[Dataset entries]

########

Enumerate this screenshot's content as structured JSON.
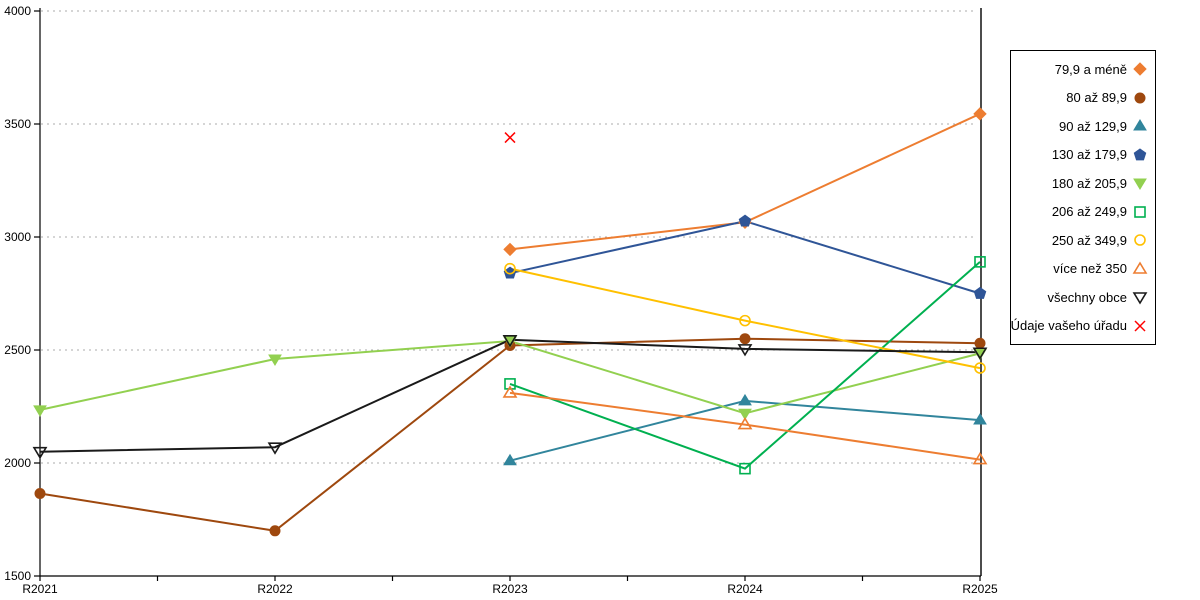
{
  "chart_data": {
    "type": "line",
    "x_categories": [
      "R2021",
      "R2022",
      "R2023",
      "R2024",
      "R2025"
    ],
    "ylim": [
      1500,
      4000
    ],
    "yticks": [
      1500,
      2000,
      2500,
      3000,
      3500,
      4000
    ],
    "grid": "horizontal-dotted",
    "gridline_color": "#ababab",
    "axis_color": "#000000",
    "legend_position": "right",
    "highlight_column": "R2025",
    "series": [
      {
        "name": "79,9 a méně",
        "color": "#ED7D31",
        "marker": "diamond",
        "fill": "filled",
        "line": true,
        "values": [
          null,
          null,
          2945,
          3065,
          3545
        ]
      },
      {
        "name": "80 až 89,9",
        "color": "#9E480E",
        "marker": "circle",
        "fill": "filled",
        "line": true,
        "values": [
          1865,
          1700,
          2520,
          2550,
          2530
        ]
      },
      {
        "name": "90 až 129,9",
        "color": "#31859C",
        "marker": "triangle-up",
        "fill": "filled",
        "line": true,
        "values": [
          null,
          null,
          2010,
          2275,
          2190
        ]
      },
      {
        "name": "130 až 179,9",
        "color": "#2F5597",
        "marker": "pentagon",
        "fill": "filled",
        "line": true,
        "values": [
          null,
          null,
          2840,
          3070,
          2750
        ]
      },
      {
        "name": "180 až 205,9",
        "color": "#92D050",
        "marker": "triangle-down",
        "fill": "filled",
        "line": true,
        "values": [
          2235,
          2460,
          2540,
          2220,
          2485
        ]
      },
      {
        "name": "206 až 249,9",
        "color": "#00B050",
        "marker": "square",
        "fill": "hollow",
        "line": true,
        "values": [
          null,
          null,
          2350,
          1975,
          2890
        ]
      },
      {
        "name": "250 až 349,9",
        "color": "#FFC000",
        "marker": "circle",
        "fill": "hollow",
        "line": true,
        "values": [
          null,
          null,
          2860,
          2630,
          2420
        ]
      },
      {
        "name": "více než 350",
        "color": "#ED7D31",
        "marker": "triangle-up",
        "fill": "hollow",
        "line": true,
        "values": [
          null,
          null,
          2310,
          2170,
          2015
        ]
      },
      {
        "name": "všechny obce",
        "color": "#1a1a1a",
        "marker": "triangle-down",
        "fill": "hollow",
        "line": true,
        "values": [
          2050,
          2070,
          2545,
          2505,
          2490
        ]
      },
      {
        "name": "Údaje vašeho úřadu",
        "color": "#FF0000",
        "marker": "x",
        "fill": "hollow",
        "line": false,
        "values": [
          null,
          null,
          3440,
          null,
          null
        ]
      }
    ]
  }
}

########

Your objective >> Filter the records above for "name" and copy every matching line.

Output below >>
        "name": "79,9 a méně",
        "name": "80 až 89,9",
        "name": "90 až 129,9",
        "name": "130 až 179,9",
        "name": "180 až 205,9",
        "name": "206 až 249,9",
        "name": "250 až 349,9",
        "name": "více než 350",
        "name": "všechny obce",
        "name": "Údaje vašeho úřadu",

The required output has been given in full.